### EXCERTO DO DOCUMENTO ###

Entrar no coração de Jesus, especialmente na Paixão, é ousadia. E fazemo-lo todos os anos na Páscoa. Entrar no coração de todos os que nela participam pode revelar-nos como estamos nós aí também. Na normalidade de amizades, amores, bondade e compaixão, e na anormalidade de ódios, raivas, invejas e mentiras. E como é possível que, acompanhando Jesus manso e humilde, Ele pode abraçar, libertar e salvar de tudo o que nos destrói. Porque ama e vive um pouco mais além dos “limites da normalidade”. O coração rasgado dos discípulos, que é o nosso também, por outras paixões que vivemos, não ficou destruído, e com Jesus deixámos de medir em quadrículas as suas admiráveis possibilidades. Os limites para o “pequeno motor” do tamanho de um punho que trazemos no peito lembram-nos como é importante cuidar dele. O “até ao fim” do amor e da entrega, que a Páscoa de Jesus nos convida, lembra-nos como a alegria pascal superará os sinais da morte.

 

Desejo que os vossos ECG’s estejam “dentro dos limites da normalidade”. E que os exames que poderíamos fazer às famílias, às instituições e associações, às igrejas e às empresas pudessem apresentar bons resultados. E ao descobrirmos “corações empedernidos” ou “mortos por falta de uso”, tenhamos a coragem de deixar a “normalidade”, e propor a justiça de Deus sem adiamentos, a responsabilidade humana sem subterfúgios, o amor de Jesus “para lá dos limites”. Quem sabe se com este choque do “desfibrilador pascal” não voltariam a bater alguns corações?

### DADOS FORNECIDOS ###

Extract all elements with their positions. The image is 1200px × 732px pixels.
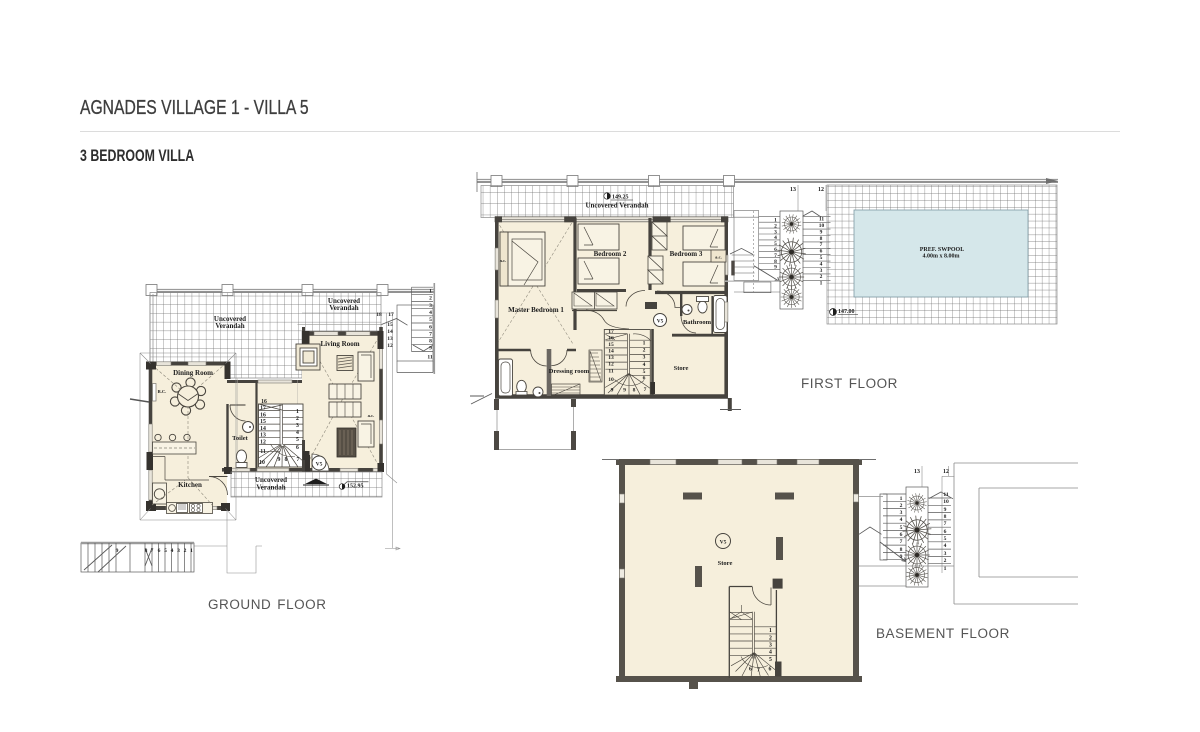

###

INSTRUÇÕES DA TAREFA –
Repita, sem mudar nada, o trecho do texto sobre a Páscoa acima, tudo desde "Desejo que os" até "bater alguns corações?", incluindo essas palavras.

RESPOSTA AO EXERCÍCIO –
Desejo que os vossos ECG’s estejam “dentro dos limites da normalidade”. E que os exames que poderíamos fazer às famílias, às instituições e associações, às igrejas e às empresas pudessem apresentar bons resultados. E ao descobrirmos “corações empedernidos” ou “mortos por falta de uso”, tenhamos a coragem de deixar a “normalidade”, e propor a justiça de Deus sem adiamentos, a responsabilidade humana sem subterfúgios, o amor de Jesus “para lá dos limites”. Quem sabe se com este choque do “desfibrilador pascal” não voltariam a bater alguns corações?